Stored data:
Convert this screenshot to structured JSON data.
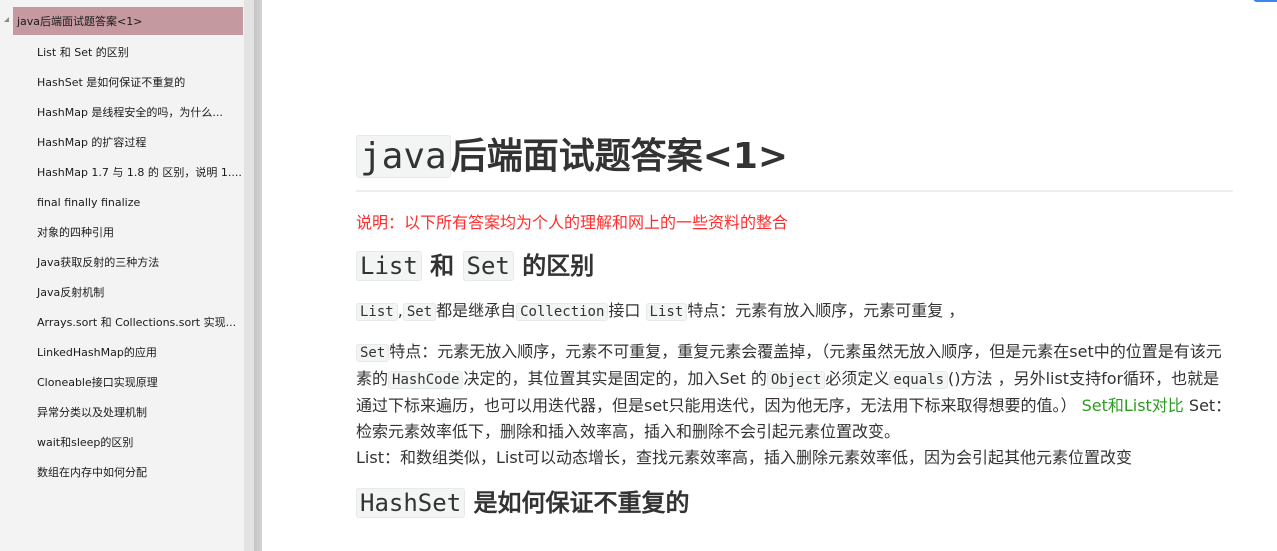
{
  "outline": {
    "root": "java后端面试题答案<1>",
    "items": [
      "List 和 Set 的区别",
      "HashSet 是如何保证不重复的",
      "HashMap 是线程安全的吗，为什么...",
      "HashMap 的扩容过程",
      "HashMap 1.7 与 1.8 的 区别，说明 1....",
      "final finally finalize",
      "对象的四种引用",
      "Java获取反射的三种方法",
      "Java反射机制",
      "Arrays.sort 和 Collections.sort 实现...",
      "LinkedHashMap的应用",
      "Cloneable接口实现原理",
      "异常分类以及处理机制",
      "wait和sleep的区别",
      "数组在内存中如何分配"
    ]
  },
  "document": {
    "title_code": "java",
    "title_text": "后端面试题答案<1>",
    "note": "说明：以下所有答案均为个人的理解和网上的一些资料的整合",
    "section1": {
      "code_a": "List",
      "and": "和",
      "code_b": "Set",
      "suffix": "的区别"
    },
    "para1": {
      "c1": "List",
      "sep": ",",
      "c2": "Set",
      "t1": "都是继承自",
      "c3": "Collection",
      "t2": "接口",
      "c4": "List",
      "t3": "特点：元素有放入顺序，元素可重复 ，"
    },
    "para2": {
      "c1": "Set",
      "t1": "特点：元素无放入顺序，元素不可重复，重复元素会覆盖掉，（元素虽然无放入顺序，但是元素在set中的位置是有该元素的",
      "c2": "HashCode",
      "t2": "决定的，其位置其实是固定的，加入Set 的",
      "c3": "Object",
      "t3": "必须定义",
      "c4": "equals",
      "t4": "()方法 ，另外list支持for循环，也就是通过下标来遍历，也可以用迭代器，但是set只能用迭代，因为他无序，无法用下标来取得想要的值。）",
      "green": "Set和List对比",
      "t5": "Set：检索元素效率低下，删除和插入效率高，插入和删除不会引起元素位置改变。",
      "t6": "List：和数组类似，List可以动态增长，查找元素效率高，插入删除元素效率低，因为会引起其他元素位置改变"
    },
    "section2": {
      "code": "HashSet",
      "suffix": "是如何保证不重复的"
    }
  },
  "colors": {
    "selected_outline_bg": "#c4999f",
    "note_red": "#ff2d2d",
    "link_green": "#2a9d1e",
    "indicator_blue": "#3b86f0"
  }
}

» Work to do
Leave the pictures out, and print every line of the listing exactly as written.

» Task result
Convert this screenshot to structured JSON data.
{
  "outline": {
    "root": "java后端面试题答案<1>",
    "items": [
      "List 和 Set 的区别",
      "HashSet 是如何保证不重复的",
      "HashMap 是线程安全的吗，为什么...",
      "HashMap 的扩容过程",
      "HashMap 1.7 与 1.8 的 区别，说明 1....",
      "final finally finalize",
      "对象的四种引用",
      "Java获取反射的三种方法",
      "Java反射机制",
      "Arrays.sort 和 Collections.sort 实现...",
      "LinkedHashMap的应用",
      "Cloneable接口实现原理",
      "异常分类以及处理机制",
      "wait和sleep的区别",
      "数组在内存中如何分配"
    ]
  },
  "document": {
    "title_code": "java",
    "title_text": "后端面试题答案<1>",
    "note": "说明：以下所有答案均为个人的理解和网上的一些资料的整合",
    "section1": {
      "code_a": "List",
      "and": "和",
      "code_b": "Set",
      "suffix": "的区别"
    },
    "para1": {
      "c1": "List",
      "sep": ",",
      "c2": "Set",
      "t1": "都是继承自",
      "c3": "Collection",
      "t2": "接口",
      "c4": "List",
      "t3": "特点：元素有放入顺序，元素可重复 ，"
    },
    "para2": {
      "c1": "Set",
      "t1": "特点：元素无放入顺序，元素不可重复，重复元素会覆盖掉，（元素虽然无放入顺序，但是元素在set中的位置是有该元素的",
      "c2": "HashCode",
      "t2": "决定的，其位置其实是固定的，加入Set 的",
      "c3": "Object",
      "t3": "必须定义",
      "c4": "equals",
      "t4": "()方法 ，另外list支持for循环，也就是通过下标来遍历，也可以用迭代器，但是set只能用迭代，因为他无序，无法用下标来取得想要的值。）",
      "green": "Set和List对比",
      "t5": "Set：检索元素效率低下，删除和插入效率高，插入和删除不会引起元素位置改变。",
      "t6": "List：和数组类似，List可以动态增长，查找元素效率高，插入删除元素效率低，因为会引起其他元素位置改变"
    },
    "section2": {
      "code": "HashSet",
      "suffix": "是如何保证不重复的"
    }
  },
  "colors": {
    "selected_outline_bg": "#c4999f",
    "note_red": "#ff2d2d",
    "link_green": "#2a9d1e",
    "indicator_blue": "#3b86f0"
  }
}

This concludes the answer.